■ Records supplied

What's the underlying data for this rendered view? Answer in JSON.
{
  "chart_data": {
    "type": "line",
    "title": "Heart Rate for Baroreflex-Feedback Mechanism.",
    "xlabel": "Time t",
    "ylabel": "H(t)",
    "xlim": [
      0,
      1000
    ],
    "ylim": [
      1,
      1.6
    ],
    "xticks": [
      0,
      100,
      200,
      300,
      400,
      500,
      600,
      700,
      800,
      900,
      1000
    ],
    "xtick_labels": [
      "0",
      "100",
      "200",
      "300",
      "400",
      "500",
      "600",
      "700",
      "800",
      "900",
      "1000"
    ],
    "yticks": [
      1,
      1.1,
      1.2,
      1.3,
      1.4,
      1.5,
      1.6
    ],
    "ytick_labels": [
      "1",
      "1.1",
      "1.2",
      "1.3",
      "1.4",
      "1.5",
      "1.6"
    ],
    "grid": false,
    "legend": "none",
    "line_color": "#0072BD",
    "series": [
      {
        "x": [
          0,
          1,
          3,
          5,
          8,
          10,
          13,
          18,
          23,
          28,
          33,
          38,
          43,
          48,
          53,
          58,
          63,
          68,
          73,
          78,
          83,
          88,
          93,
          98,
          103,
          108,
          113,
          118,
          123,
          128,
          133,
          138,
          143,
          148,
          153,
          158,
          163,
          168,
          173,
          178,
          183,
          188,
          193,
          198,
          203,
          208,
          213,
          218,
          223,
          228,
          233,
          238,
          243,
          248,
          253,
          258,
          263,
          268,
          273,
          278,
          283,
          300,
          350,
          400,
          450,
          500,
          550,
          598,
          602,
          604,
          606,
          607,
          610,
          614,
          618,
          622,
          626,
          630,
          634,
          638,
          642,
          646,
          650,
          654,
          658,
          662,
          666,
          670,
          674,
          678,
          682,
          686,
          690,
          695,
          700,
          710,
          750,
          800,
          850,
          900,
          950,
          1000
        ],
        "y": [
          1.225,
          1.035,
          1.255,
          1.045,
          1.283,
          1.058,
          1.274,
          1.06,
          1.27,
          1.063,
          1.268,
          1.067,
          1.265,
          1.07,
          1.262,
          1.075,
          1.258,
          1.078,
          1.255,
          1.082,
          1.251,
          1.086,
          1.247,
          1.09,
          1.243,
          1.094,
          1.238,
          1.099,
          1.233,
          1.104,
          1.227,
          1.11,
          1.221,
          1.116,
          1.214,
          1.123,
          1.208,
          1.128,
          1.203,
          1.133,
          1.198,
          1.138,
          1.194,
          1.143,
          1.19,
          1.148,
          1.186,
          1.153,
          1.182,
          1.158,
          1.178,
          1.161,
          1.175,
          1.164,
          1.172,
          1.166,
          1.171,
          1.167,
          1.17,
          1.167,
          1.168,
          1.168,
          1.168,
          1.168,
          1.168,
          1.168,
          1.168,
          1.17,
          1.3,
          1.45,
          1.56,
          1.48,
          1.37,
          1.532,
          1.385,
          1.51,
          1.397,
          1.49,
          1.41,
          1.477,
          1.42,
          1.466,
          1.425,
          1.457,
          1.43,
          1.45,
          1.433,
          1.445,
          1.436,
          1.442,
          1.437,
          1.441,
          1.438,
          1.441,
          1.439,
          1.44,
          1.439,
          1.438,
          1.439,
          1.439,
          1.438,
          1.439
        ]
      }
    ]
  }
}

■ Work to do
Word for word, quote all of the data above.

■ Exercise solution
What's the underlying data for this rendered view? Answer in JSON.
{
  "chart_data": {
    "type": "line",
    "title": "Heart Rate for Baroreflex-Feedback Mechanism.",
    "xlabel": "Time t",
    "ylabel": "H(t)",
    "xlim": [
      0,
      1000
    ],
    "ylim": [
      1,
      1.6
    ],
    "xticks": [
      0,
      100,
      200,
      300,
      400,
      500,
      600,
      700,
      800,
      900,
      1000
    ],
    "xtick_labels": [
      "0",
      "100",
      "200",
      "300",
      "400",
      "500",
      "600",
      "700",
      "800",
      "900",
      "1000"
    ],
    "yticks": [
      1,
      1.1,
      1.2,
      1.3,
      1.4,
      1.5,
      1.6
    ],
    "ytick_labels": [
      "1",
      "1.1",
      "1.2",
      "1.3",
      "1.4",
      "1.5",
      "1.6"
    ],
    "grid": false,
    "legend": "none",
    "line_color": "#0072BD",
    "series": [
      {
        "x": [
          0,
          1,
          3,
          5,
          8,
          10,
          13,
          18,
          23,
          28,
          33,
          38,
          43,
          48,
          53,
          58,
          63,
          68,
          73,
          78,
          83,
          88,
          93,
          98,
          103,
          108,
          113,
          118,
          123,
          128,
          133,
          138,
          143,
          148,
          153,
          158,
          163,
          168,
          173,
          178,
          183,
          188,
          193,
          198,
          203,
          208,
          213,
          218,
          223,
          228,
          233,
          238,
          243,
          248,
          253,
          258,
          263,
          268,
          273,
          278,
          283,
          300,
          350,
          400,
          450,
          500,
          550,
          598,
          602,
          604,
          606,
          607,
          610,
          614,
          618,
          622,
          626,
          630,
          634,
          638,
          642,
          646,
          650,
          654,
          658,
          662,
          666,
          670,
          674,
          678,
          682,
          686,
          690,
          695,
          700,
          710,
          750,
          800,
          850,
          900,
          950,
          1000
        ],
        "y": [
          1.225,
          1.035,
          1.255,
          1.045,
          1.283,
          1.058,
          1.274,
          1.06,
          1.27,
          1.063,
          1.268,
          1.067,
          1.265,
          1.07,
          1.262,
          1.075,
          1.258,
          1.078,
          1.255,
          1.082,
          1.251,
          1.086,
          1.247,
          1.09,
          1.243,
          1.094,
          1.238,
          1.099,
          1.233,
          1.104,
          1.227,
          1.11,
          1.221,
          1.116,
          1.214,
          1.123,
          1.208,
          1.128,
          1.203,
          1.133,
          1.198,
          1.138,
          1.194,
          1.143,
          1.19,
          1.148,
          1.186,
          1.153,
          1.182,
          1.158,
          1.178,
          1.161,
          1.175,
          1.164,
          1.172,
          1.166,
          1.171,
          1.167,
          1.17,
          1.167,
          1.168,
          1.168,
          1.168,
          1.168,
          1.168,
          1.168,
          1.168,
          1.17,
          1.3,
          1.45,
          1.56,
          1.48,
          1.37,
          1.532,
          1.385,
          1.51,
          1.397,
          1.49,
          1.41,
          1.477,
          1.42,
          1.466,
          1.425,
          1.457,
          1.43,
          1.45,
          1.433,
          1.445,
          1.436,
          1.442,
          1.437,
          1.441,
          1.438,
          1.441,
          1.439,
          1.44,
          1.439,
          1.438,
          1.439,
          1.439,
          1.438,
          1.439
        ]
      }
    ]
  }
}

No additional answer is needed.